**Figure content listings**
• • • • • • •

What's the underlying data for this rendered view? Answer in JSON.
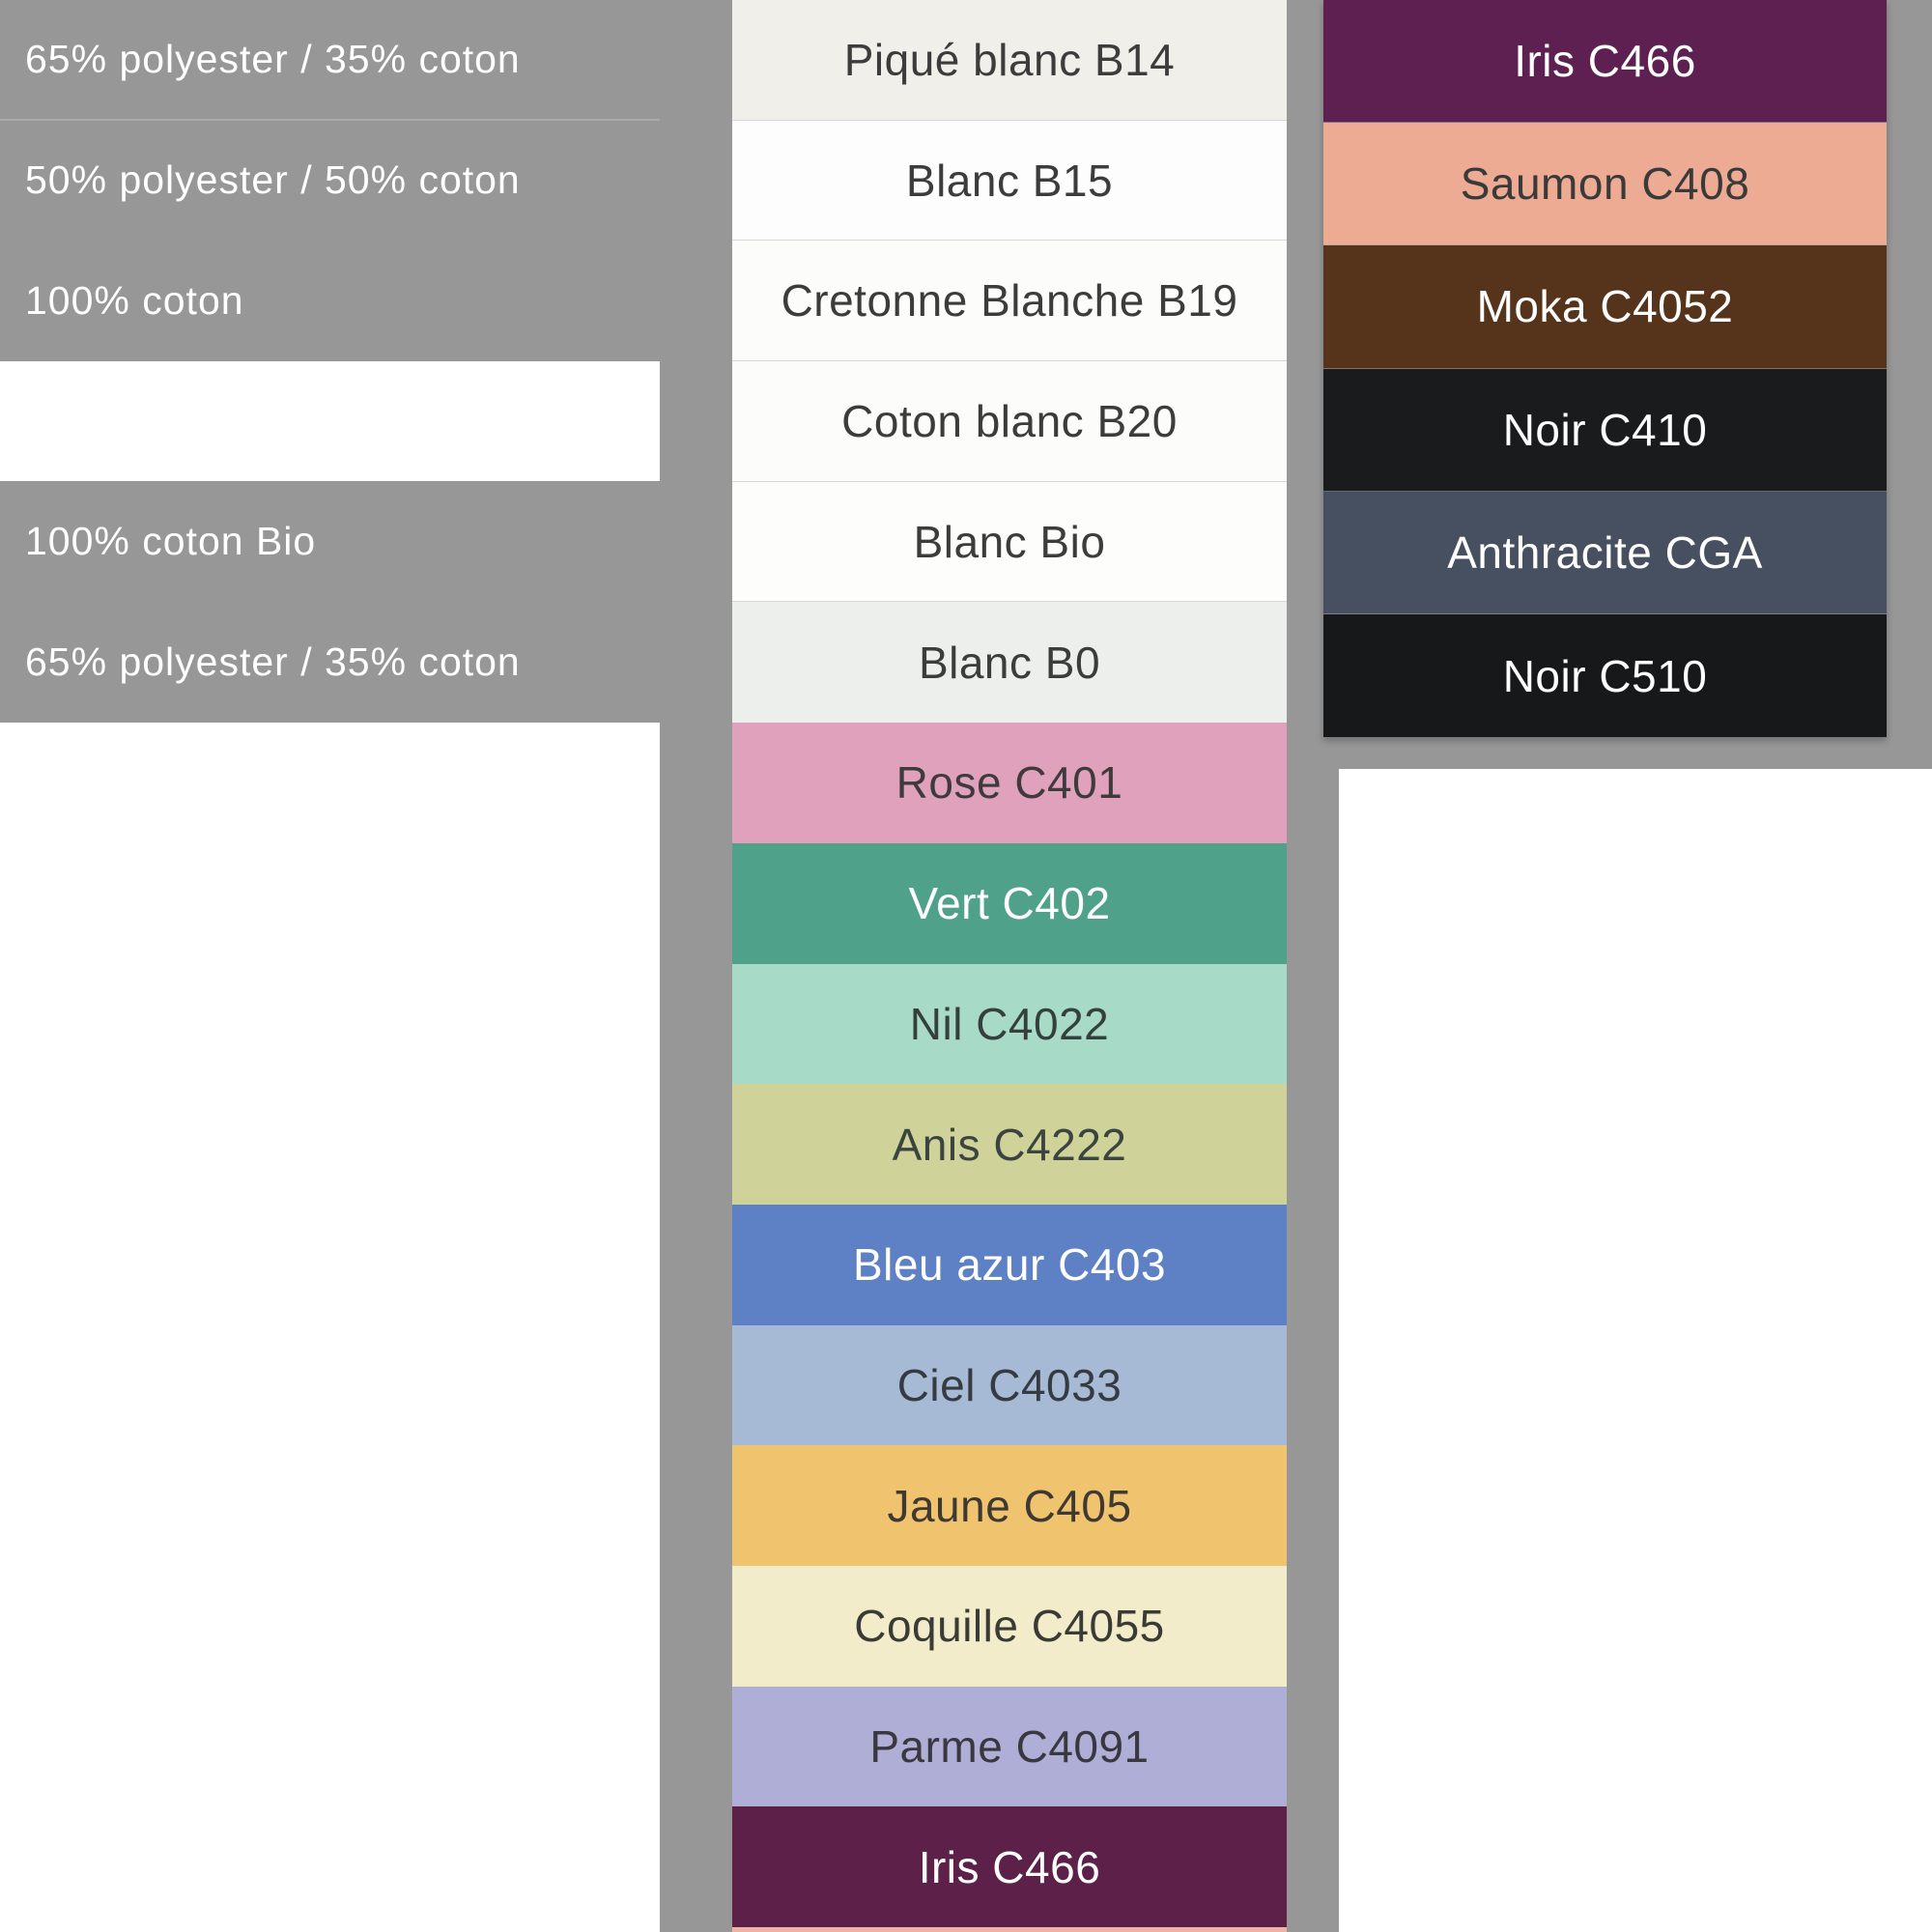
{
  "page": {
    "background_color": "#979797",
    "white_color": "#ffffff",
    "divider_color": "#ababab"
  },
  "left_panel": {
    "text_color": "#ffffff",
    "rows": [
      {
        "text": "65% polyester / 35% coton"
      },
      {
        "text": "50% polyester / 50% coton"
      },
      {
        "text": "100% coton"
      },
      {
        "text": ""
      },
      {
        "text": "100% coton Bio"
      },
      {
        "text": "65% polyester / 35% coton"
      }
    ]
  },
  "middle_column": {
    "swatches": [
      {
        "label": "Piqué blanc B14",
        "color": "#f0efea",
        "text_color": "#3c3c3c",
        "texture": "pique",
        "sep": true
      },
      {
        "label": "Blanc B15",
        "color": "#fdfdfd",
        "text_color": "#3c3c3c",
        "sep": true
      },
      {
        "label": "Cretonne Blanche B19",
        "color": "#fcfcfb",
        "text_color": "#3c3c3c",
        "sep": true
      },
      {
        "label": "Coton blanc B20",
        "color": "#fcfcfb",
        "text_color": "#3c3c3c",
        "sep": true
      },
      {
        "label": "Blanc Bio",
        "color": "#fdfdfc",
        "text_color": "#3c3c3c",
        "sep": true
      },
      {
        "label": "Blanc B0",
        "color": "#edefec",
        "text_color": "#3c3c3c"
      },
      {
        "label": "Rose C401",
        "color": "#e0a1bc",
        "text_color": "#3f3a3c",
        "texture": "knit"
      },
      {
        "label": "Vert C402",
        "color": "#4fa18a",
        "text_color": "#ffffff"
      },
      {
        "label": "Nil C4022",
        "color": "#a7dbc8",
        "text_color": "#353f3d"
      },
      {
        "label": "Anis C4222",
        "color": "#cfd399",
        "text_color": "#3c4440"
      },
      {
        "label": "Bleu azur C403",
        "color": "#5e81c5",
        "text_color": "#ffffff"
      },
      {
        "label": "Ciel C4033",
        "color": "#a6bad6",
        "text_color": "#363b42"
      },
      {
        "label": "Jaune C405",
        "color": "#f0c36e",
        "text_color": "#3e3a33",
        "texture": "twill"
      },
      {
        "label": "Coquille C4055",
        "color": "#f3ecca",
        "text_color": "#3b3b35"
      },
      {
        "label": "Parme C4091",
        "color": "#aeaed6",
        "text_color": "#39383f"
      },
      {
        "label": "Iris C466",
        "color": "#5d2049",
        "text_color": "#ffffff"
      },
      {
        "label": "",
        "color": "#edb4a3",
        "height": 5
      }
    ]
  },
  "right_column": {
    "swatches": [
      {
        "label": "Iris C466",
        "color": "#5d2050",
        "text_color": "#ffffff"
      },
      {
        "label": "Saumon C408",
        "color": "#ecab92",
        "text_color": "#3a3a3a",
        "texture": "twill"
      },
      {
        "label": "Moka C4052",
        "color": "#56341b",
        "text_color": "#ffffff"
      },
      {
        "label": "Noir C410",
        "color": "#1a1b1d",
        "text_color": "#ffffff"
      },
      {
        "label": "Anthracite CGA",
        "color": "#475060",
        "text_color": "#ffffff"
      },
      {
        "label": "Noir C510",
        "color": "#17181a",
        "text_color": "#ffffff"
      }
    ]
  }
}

• • • • • • •

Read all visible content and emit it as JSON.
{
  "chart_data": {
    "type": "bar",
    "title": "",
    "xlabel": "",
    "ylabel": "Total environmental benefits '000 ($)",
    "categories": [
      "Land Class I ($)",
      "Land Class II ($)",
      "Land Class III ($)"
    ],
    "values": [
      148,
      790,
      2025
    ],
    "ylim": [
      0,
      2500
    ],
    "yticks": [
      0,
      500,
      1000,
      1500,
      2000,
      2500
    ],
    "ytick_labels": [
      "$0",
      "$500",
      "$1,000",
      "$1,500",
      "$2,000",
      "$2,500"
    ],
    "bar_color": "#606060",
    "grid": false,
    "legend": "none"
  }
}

• • • • • • •

**Task prompt**
Take every line containing the word "texture" and copy it.

**Solution to the problem**
        "texture": "pique",
        "texture": "knit"
        "texture": "twill"
        "texture": "twill"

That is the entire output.